Write every entry out again exactly, please, and skip the pictures.

— Start —

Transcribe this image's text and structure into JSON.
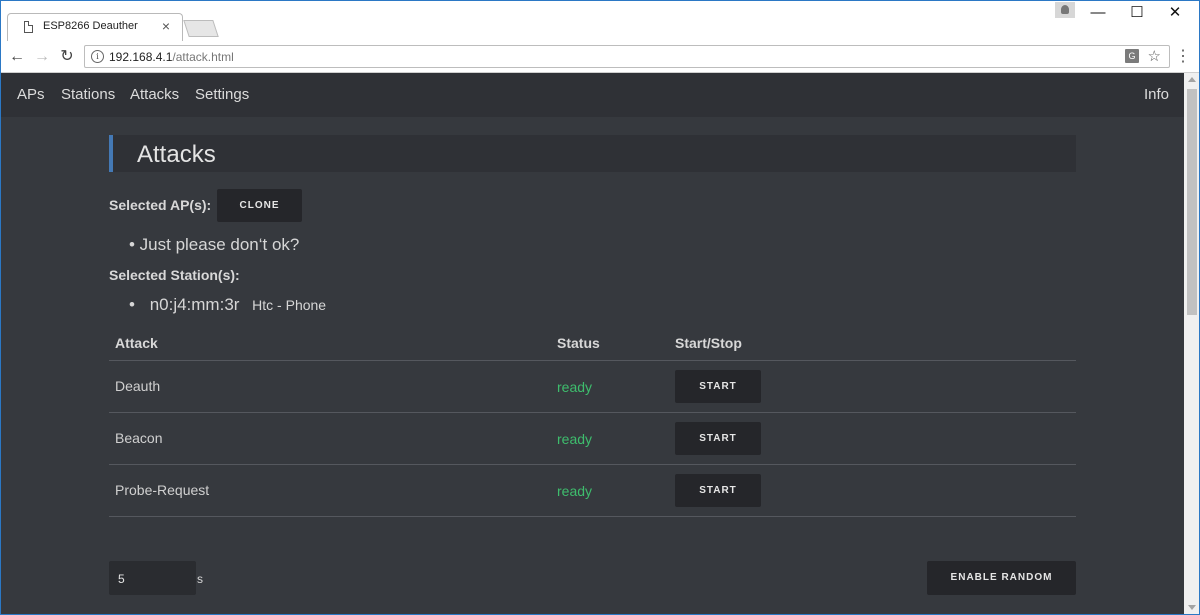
{
  "browser": {
    "tab_title": "ESP8266 Deauther",
    "tab_close": "×",
    "window_controls": {
      "minimize": "—",
      "maximize": "☐",
      "close": "✕"
    },
    "nav_icons": {
      "back": "←",
      "forward": "→",
      "reload": "↻"
    },
    "url_host": "192.168.4.1",
    "url_path": "/attack.html",
    "icons": [
      "page-icon",
      "user-icon",
      "info-icon",
      "translate-icon",
      "star-icon",
      "menu-icon"
    ]
  },
  "nav": {
    "items": [
      "APs",
      "Stations",
      "Attacks",
      "Settings"
    ],
    "info": "Info"
  },
  "page": {
    "title": "Attacks",
    "selected_aps_label": "Selected AP(s):",
    "clone_button": "CLONE",
    "selected_ap": "• Just please don‘t ok?",
    "selected_stations_label": "Selected Station(s):",
    "station_bullet": "•",
    "station_mac": "n0:j4:mm:3r",
    "station_vendor": "Htc - Phone"
  },
  "table": {
    "headers": [
      "Attack",
      "Status",
      "Start/Stop"
    ],
    "rows": [
      {
        "name": "Deauth",
        "status": "ready",
        "action": "START"
      },
      {
        "name": "Beacon",
        "status": "ready",
        "action": "START"
      },
      {
        "name": "Probe-Request",
        "status": "ready",
        "action": "START"
      }
    ]
  },
  "random": {
    "seconds_value": "5",
    "seconds_unit": "s",
    "button": "ENABLE RANDOM"
  },
  "colors": {
    "accent": "#4479b5",
    "status_ready": "#3ebd6d",
    "background": "#36393e",
    "navbar": "#2f3136"
  }
}
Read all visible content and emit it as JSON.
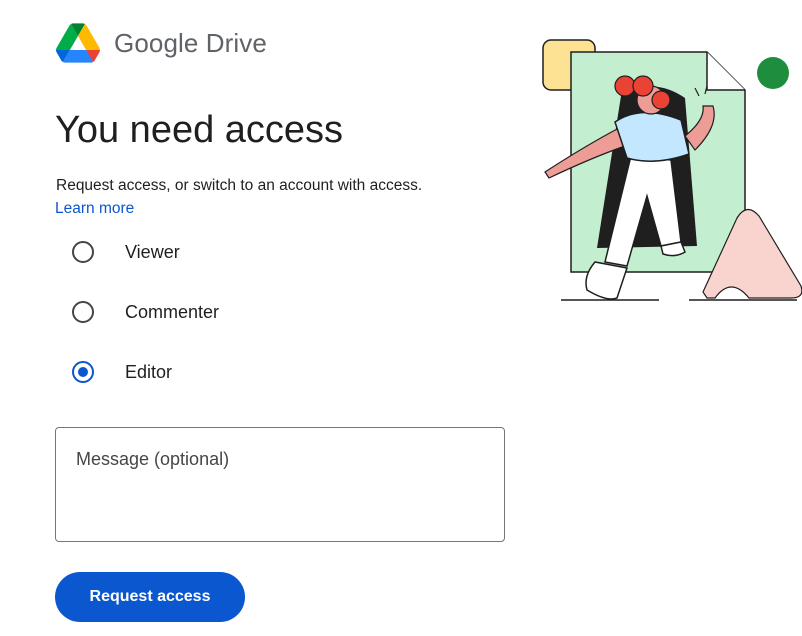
{
  "brand": {
    "name": "Google Drive",
    "logo_icon": "google-drive-logo-icon"
  },
  "page": {
    "title": "You need access",
    "subtitle": "Request access, or switch to an account with access.",
    "learn_more": "Learn more"
  },
  "roles": {
    "selected": "Editor",
    "options": [
      {
        "label": "Viewer",
        "checked": false
      },
      {
        "label": "Commenter",
        "checked": false
      },
      {
        "label": "Editor",
        "checked": true
      }
    ]
  },
  "message": {
    "placeholder": "Message (optional)",
    "value": ""
  },
  "actions": {
    "request_label": "Request access"
  },
  "illustration": {
    "icon": "person-entering-document-illustration"
  },
  "colors": {
    "accent": "#0b57d0",
    "text": "#1f1f1f",
    "muted": "#5f6368",
    "drive_green": "#1ea362",
    "drive_yellow": "#ffba00",
    "drive_blue": "#2684fc",
    "illus_green": "#c4eed0",
    "illus_yellow": "#fde293",
    "illus_pink": "#f9d4cf",
    "illus_dot": "#1e8e3e",
    "illus_red": "#ea4335"
  }
}
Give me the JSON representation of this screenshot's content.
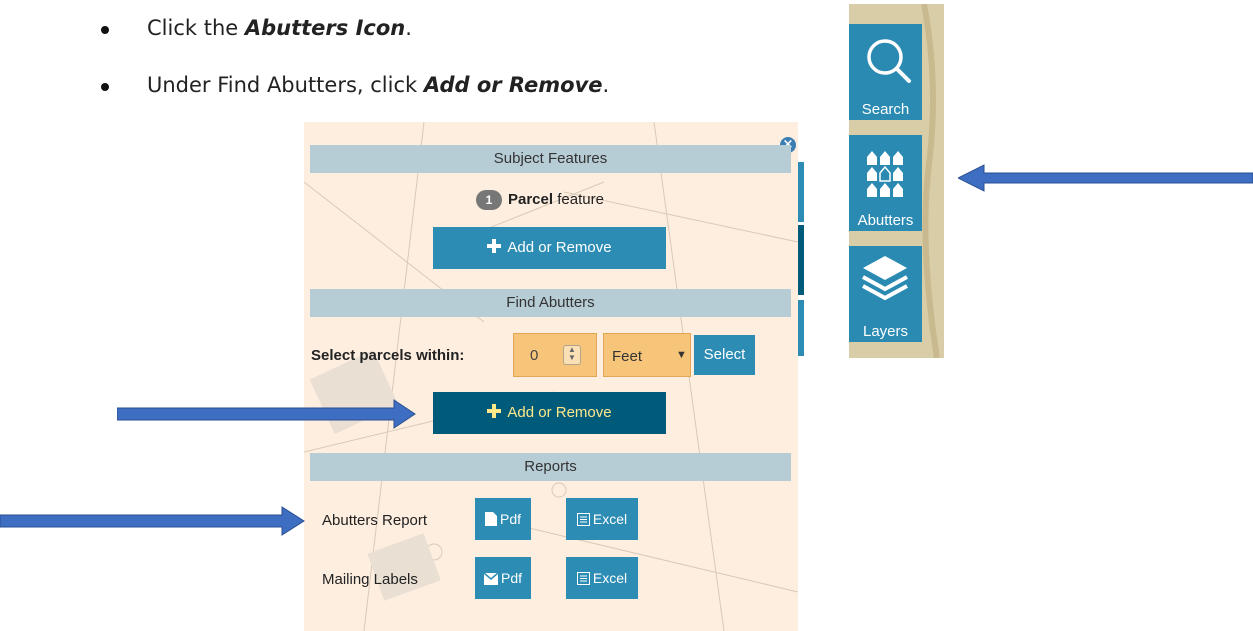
{
  "instructions": {
    "step1_prefix": "Click the ",
    "step1_emph": "Abutters Icon",
    "step1_suffix": ".",
    "step2_prefix": "Under Find Abutters, click ",
    "step2_emph": "Add or Remove",
    "step2_suffix": "."
  },
  "panel": {
    "close_label": "×",
    "subject_features": {
      "header": "Subject Features",
      "count": "1",
      "count_type": "Parcel",
      "count_suffix": "feature",
      "add_remove_label": "Add or Remove"
    },
    "find_abutters": {
      "header": "Find Abutters",
      "select_within_label": "Select parcels within:",
      "distance_value": "0",
      "unit_value": "Feet",
      "select_button": "Select",
      "add_remove_label": "Add or Remove"
    },
    "reports": {
      "header": "Reports",
      "rows": [
        {
          "label": "Abutters Report",
          "pdf": "Pdf",
          "excel": "Excel"
        },
        {
          "label": "Mailing Labels",
          "pdf": "Pdf",
          "excel": "Excel"
        }
      ]
    }
  },
  "toolbar": {
    "buttons": [
      {
        "label": "Search",
        "icon": "search-icon"
      },
      {
        "label": "Abutters",
        "icon": "abutters-icon"
      },
      {
        "label": "Layers",
        "icon": "layers-icon"
      }
    ]
  },
  "colors": {
    "button_blue": "#2c8cb4",
    "button_dark": "#005a7a",
    "section_header": "#b7cdd6",
    "panel_bg": "#fdeee0",
    "arrow": "#3e6ec2"
  }
}
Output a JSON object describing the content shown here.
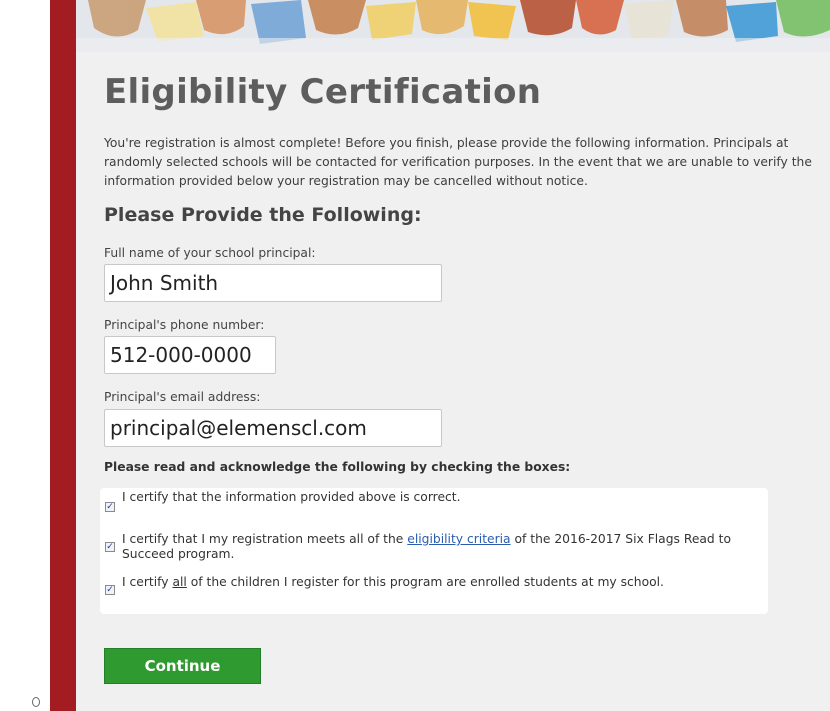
{
  "page": {
    "title": "Eligibility Certification",
    "intro": "You're registration is almost complete! Before you finish, please provide the following information. Principals at randomly selected schools will be contacted for verification purposes. In the event that we are unable to verify the information provided below your registration may be cancelled without notice.",
    "subheading": "Please Provide the Following:"
  },
  "form": {
    "principal_name": {
      "label": "Full name of your school principal:",
      "value": "John Smith"
    },
    "principal_phone": {
      "label": "Principal's phone number:",
      "value": "512-000-0000"
    },
    "principal_email": {
      "label": "Principal's email address:",
      "value": "principal@elemenscl.com"
    }
  },
  "acknowledgements": {
    "heading": "Please read and acknowledge the following by checking the boxes:",
    "items": [
      {
        "checked": true,
        "text": "I certify that the information provided above is correct."
      },
      {
        "checked": true,
        "text_before": "I certify that I my registration meets all of the ",
        "link": "eligibility criteria",
        "text_after": " of the 2016-2017 Six Flags Read to Succeed program."
      },
      {
        "checked": true,
        "text_before": "I certify ",
        "emphasis": "all",
        "text_after": " of the children I register for this program are enrolled students at my school."
      }
    ]
  },
  "continue_label": "Continue",
  "colors": {
    "side_bar": "#a31c21",
    "panel_bg": "#f0f0f0",
    "button_green": "#2f9a2f",
    "link_blue": "#2a5db0",
    "title_gray": "#5d5d5d"
  },
  "icons": {
    "banner": "children-reading-books-photo",
    "checkbox": "checkmark-icon"
  }
}
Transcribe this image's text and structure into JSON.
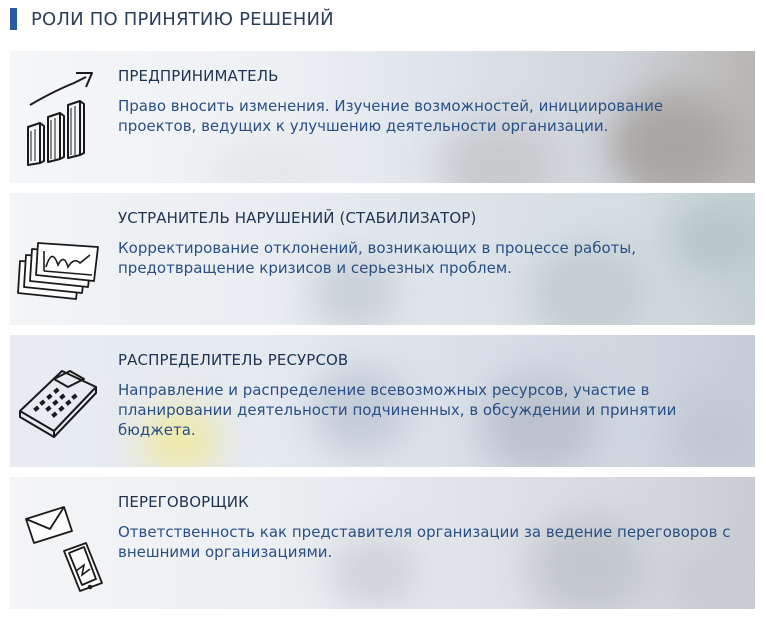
{
  "header": {
    "title": "РОЛИ ПО ПРИНЯТИЮ РЕШЕНИЙ"
  },
  "roles": [
    {
      "icon": "growth-chart-icon",
      "title": "ПРЕДПРИНИМАТЕЛЬ",
      "text": "Право вносить изменения. Изучение возможностей, инициирование проектов, ведущих к улучшению деятельности организации."
    },
    {
      "icon": "line-chart-stack-icon",
      "title": "УСТРАНИТЕЛЬ НАРУШЕНИЙ (СТАБИЛИЗАТОР)",
      "text": "Корректирование отклонений, возникающих в процессе работы, предотвращение кризисов и серьезных проблем."
    },
    {
      "icon": "calculator-icon",
      "title": "РАСПРЕДЕЛИТЕЛЬ РЕСУРСОВ",
      "text": "Направление и распределение всевозможных ресурсов, участие в планировании деятельности подчиненных, в обсуждении и принятии бюджета."
    },
    {
      "icon": "envelope-phone-icon",
      "title": "ПЕРЕГОВОРЩИК",
      "text": "Ответственность как представителя организации за ведение переговоров с внешними организациями."
    }
  ],
  "colors": {
    "accent": "#2a5aa0",
    "title": "#1f3350",
    "text": "#2a4f86"
  }
}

— End —

TASK RESULT =
Transcribe this image's text and structure into JSON.
{
  "browser": {
    "tab_title": "ESP8266 Deauther",
    "tab_close": "×",
    "window_controls": {
      "minimize": "—",
      "maximize": "☐",
      "close": "✕"
    },
    "nav_icons": {
      "back": "←",
      "forward": "→",
      "reload": "↻"
    },
    "url_host": "192.168.4.1",
    "url_path": "/attack.html",
    "icons": [
      "page-icon",
      "user-icon",
      "info-icon",
      "translate-icon",
      "star-icon",
      "menu-icon"
    ]
  },
  "nav": {
    "items": [
      "APs",
      "Stations",
      "Attacks",
      "Settings"
    ],
    "info": "Info"
  },
  "page": {
    "title": "Attacks",
    "selected_aps_label": "Selected AP(s):",
    "clone_button": "CLONE",
    "selected_ap": "• Just please don‘t ok?",
    "selected_stations_label": "Selected Station(s):",
    "station_bullet": "•",
    "station_mac": "n0:j4:mm:3r",
    "station_vendor": "Htc - Phone"
  },
  "table": {
    "headers": [
      "Attack",
      "Status",
      "Start/Stop"
    ],
    "rows": [
      {
        "name": "Deauth",
        "status": "ready",
        "action": "START"
      },
      {
        "name": "Beacon",
        "status": "ready",
        "action": "START"
      },
      {
        "name": "Probe-Request",
        "status": "ready",
        "action": "START"
      }
    ]
  },
  "random": {
    "seconds_value": "5",
    "seconds_unit": "s",
    "button": "ENABLE RANDOM"
  },
  "colors": {
    "accent": "#4479b5",
    "status_ready": "#3ebd6d",
    "background": "#36393e",
    "navbar": "#2f3136"
  }
}
Read all visible content and emit it as JSON.
{
  "brand": {
    "name": "Google Drive",
    "logo_icon": "google-drive-logo-icon"
  },
  "page": {
    "title": "You need access",
    "subtitle": "Request access, or switch to an account with access.",
    "learn_more": "Learn more"
  },
  "roles": {
    "selected": "Editor",
    "options": [
      {
        "label": "Viewer",
        "checked": false
      },
      {
        "label": "Commenter",
        "checked": false
      },
      {
        "label": "Editor",
        "checked": true
      }
    ]
  },
  "message": {
    "placeholder": "Message (optional)",
    "value": ""
  },
  "actions": {
    "request_label": "Request access"
  },
  "illustration": {
    "icon": "person-entering-document-illustration"
  },
  "colors": {
    "accent": "#0b57d0",
    "text": "#1f1f1f",
    "muted": "#5f6368",
    "drive_green": "#1ea362",
    "drive_yellow": "#ffba00",
    "drive_blue": "#2684fc",
    "illus_green": "#c4eed0",
    "illus_yellow": "#fde293",
    "illus_pink": "#f9d4cf",
    "illus_dot": "#1e8e3e",
    "illus_red": "#ea4335"
  }
}
Give me the JSON representation of this screenshot's content.
{
  "instructions": {
    "step1_prefix": "Click the ",
    "step1_emph": "Abutters Icon",
    "step1_suffix": ".",
    "step2_prefix": "Under Find Abutters, click ",
    "step2_emph": "Add or Remove",
    "step2_suffix": "."
  },
  "panel": {
    "close_label": "×",
    "subject_features": {
      "header": "Subject Features",
      "count": "1",
      "count_type": "Parcel",
      "count_suffix": "feature",
      "add_remove_label": "Add or Remove"
    },
    "find_abutters": {
      "header": "Find Abutters",
      "select_within_label": "Select parcels within:",
      "distance_value": "0",
      "unit_value": "Feet",
      "select_button": "Select",
      "add_remove_label": "Add or Remove"
    },
    "reports": {
      "header": "Reports",
      "rows": [
        {
          "label": "Abutters Report",
          "pdf": "Pdf",
          "excel": "Excel"
        },
        {
          "label": "Mailing Labels",
          "pdf": "Pdf",
          "excel": "Excel"
        }
      ]
    }
  },
  "toolbar": {
    "buttons": [
      {
        "label": "Search",
        "icon": "search-icon"
      },
      {
        "label": "Abutters",
        "icon": "abutters-icon"
      },
      {
        "label": "Layers",
        "icon": "layers-icon"
      }
    ]
  },
  "colors": {
    "button_blue": "#2c8cb4",
    "button_dark": "#005a7a",
    "section_header": "#b7cdd6",
    "panel_bg": "#fdeee0",
    "arrow": "#3e6ec2"
  }
}
Output a JSON object describing the content shown here.
{
  "page": {
    "title": "Eligibility Certification",
    "intro": "You're registration is almost complete! Before you finish, please provide the following information. Principals at randomly selected schools will be contacted for verification purposes. In the event that we are unable to verify the information provided below your registration may be cancelled without notice.",
    "subheading": "Please Provide the Following:"
  },
  "form": {
    "principal_name": {
      "label": "Full name of your school principal:",
      "value": "John Smith"
    },
    "principal_phone": {
      "label": "Principal's phone number:",
      "value": "512-000-0000"
    },
    "principal_email": {
      "label": "Principal's email address:",
      "value": "principal@elemenscl.com"
    }
  },
  "acknowledgements": {
    "heading": "Please read and acknowledge the following by checking the boxes:",
    "items": [
      {
        "checked": true,
        "text": "I certify that the information provided above is correct."
      },
      {
        "checked": true,
        "text_before": "I certify that I my registration meets all of the ",
        "link": "eligibility criteria",
        "text_after": " of the 2016-2017 Six Flags Read to Succeed program."
      },
      {
        "checked": true,
        "text_before": "I certify ",
        "emphasis": "all",
        "text_after": " of the children I register for this program are enrolled students at my school."
      }
    ]
  },
  "continue_label": "Continue",
  "colors": {
    "side_bar": "#a31c21",
    "panel_bg": "#f0f0f0",
    "button_green": "#2f9a2f",
    "link_blue": "#2a5db0",
    "title_gray": "#5d5d5d"
  },
  "icons": {
    "banner": "children-reading-books-photo",
    "checkbox": "checkmark-icon"
  }
}
Transcribe this image's text and structure into JSON.
{
  "header": {
    "title": "РОЛИ ПО ПРИНЯТИЮ РЕШЕНИЙ"
  },
  "roles": [
    {
      "icon": "growth-chart-icon",
      "title": "ПРЕДПРИНИМАТЕЛЬ",
      "text": "Право вносить изменения. Изучение возможностей, инициирование проектов, ведущих к улучшению деятельности организации."
    },
    {
      "icon": "line-chart-stack-icon",
      "title": "УСТРАНИТЕЛЬ НАРУШЕНИЙ (СТАБИЛИЗАТОР)",
      "text": "Корректирование отклонений, возникающих в процессе работы, предотвращение кризисов и серьезных проблем."
    },
    {
      "icon": "calculator-icon",
      "title": "РАСПРЕДЕЛИТЕЛЬ РЕСУРСОВ",
      "text": "Направление и распределение всевозможных ресурсов, участие в планировании деятельности подчиненных, в обсуждении и принятии бюджета."
    },
    {
      "icon": "envelope-phone-icon",
      "title": "ПЕРЕГОВОРЩИК",
      "text": "Ответственность как представителя организации за ведение переговоров с внешними организациями."
    }
  ],
  "colors": {
    "accent": "#2a5aa0",
    "title": "#1f3350",
    "text": "#2a4f86"
  }
}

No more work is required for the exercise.